# The request
The records below should be written out again, exactly.
** Start of Data provided **
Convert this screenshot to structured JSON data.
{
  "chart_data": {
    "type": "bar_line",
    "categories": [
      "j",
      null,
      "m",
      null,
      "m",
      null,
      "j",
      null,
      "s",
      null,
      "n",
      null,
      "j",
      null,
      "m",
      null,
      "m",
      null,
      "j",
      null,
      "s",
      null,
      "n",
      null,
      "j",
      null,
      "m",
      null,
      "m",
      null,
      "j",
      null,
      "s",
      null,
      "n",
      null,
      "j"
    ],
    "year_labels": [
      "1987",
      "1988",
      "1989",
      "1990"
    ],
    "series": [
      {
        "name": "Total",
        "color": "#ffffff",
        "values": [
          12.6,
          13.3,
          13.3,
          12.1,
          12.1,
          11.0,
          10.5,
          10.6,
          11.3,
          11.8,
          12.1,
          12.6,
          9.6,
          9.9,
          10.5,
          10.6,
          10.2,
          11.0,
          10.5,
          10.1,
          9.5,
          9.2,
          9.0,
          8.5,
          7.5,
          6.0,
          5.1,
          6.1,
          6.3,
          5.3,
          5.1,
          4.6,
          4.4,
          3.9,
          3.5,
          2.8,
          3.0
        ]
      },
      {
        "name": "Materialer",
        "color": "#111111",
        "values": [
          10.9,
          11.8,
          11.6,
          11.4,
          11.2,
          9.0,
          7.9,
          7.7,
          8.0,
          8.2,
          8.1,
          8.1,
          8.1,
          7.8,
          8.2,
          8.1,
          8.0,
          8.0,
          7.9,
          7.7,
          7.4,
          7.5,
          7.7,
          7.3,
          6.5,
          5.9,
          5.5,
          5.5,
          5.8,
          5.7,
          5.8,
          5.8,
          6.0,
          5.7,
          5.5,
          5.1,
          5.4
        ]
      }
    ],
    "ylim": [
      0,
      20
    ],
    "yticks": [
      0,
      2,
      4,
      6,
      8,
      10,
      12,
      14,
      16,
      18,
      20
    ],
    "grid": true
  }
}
** End of Data provided **
# The result
Convert this screenshot to structured JSON data.
{
  "chart_data": {
    "type": "bar_line",
    "categories": [
      "j",
      null,
      "m",
      null,
      "m",
      null,
      "j",
      null,
      "s",
      null,
      "n",
      null,
      "j",
      null,
      "m",
      null,
      "m",
      null,
      "j",
      null,
      "s",
      null,
      "n",
      null,
      "j",
      null,
      "m",
      null,
      "m",
      null,
      "j",
      null,
      "s",
      null,
      "n",
      null,
      "j"
    ],
    "year_labels": [
      "1987",
      "1988",
      "1989",
      "1990"
    ],
    "series": [
      {
        "name": "Total",
        "color": "#ffffff",
        "values": [
          12.6,
          13.3,
          13.3,
          12.1,
          12.1,
          11.0,
          10.5,
          10.6,
          11.3,
          11.8,
          12.1,
          12.6,
          9.6,
          9.9,
          10.5,
          10.6,
          10.2,
          11.0,
          10.5,
          10.1,
          9.5,
          9.2,
          9.0,
          8.5,
          7.5,
          6.0,
          5.1,
          6.1,
          6.3,
          5.3,
          5.1,
          4.6,
          4.4,
          3.9,
          3.5,
          2.8,
          3.0
        ]
      },
      {
        "name": "Materialer",
        "color": "#111111",
        "values": [
          10.9,
          11.8,
          11.6,
          11.4,
          11.2,
          9.0,
          7.9,
          7.7,
          8.0,
          8.2,
          8.1,
          8.1,
          8.1,
          7.8,
          8.2,
          8.1,
          8.0,
          8.0,
          7.9,
          7.7,
          7.4,
          7.5,
          7.7,
          7.3,
          6.5,
          5.9,
          5.5,
          5.5,
          5.8,
          5.7,
          5.8,
          5.8,
          6.0,
          5.7,
          5.5,
          5.1,
          5.4
        ]
      }
    ],
    "ylim": [
      0,
      20
    ],
    "yticks": [
      0,
      2,
      4,
      6,
      8,
      10,
      12,
      14,
      16,
      18,
      20
    ],
    "grid": true
  }
}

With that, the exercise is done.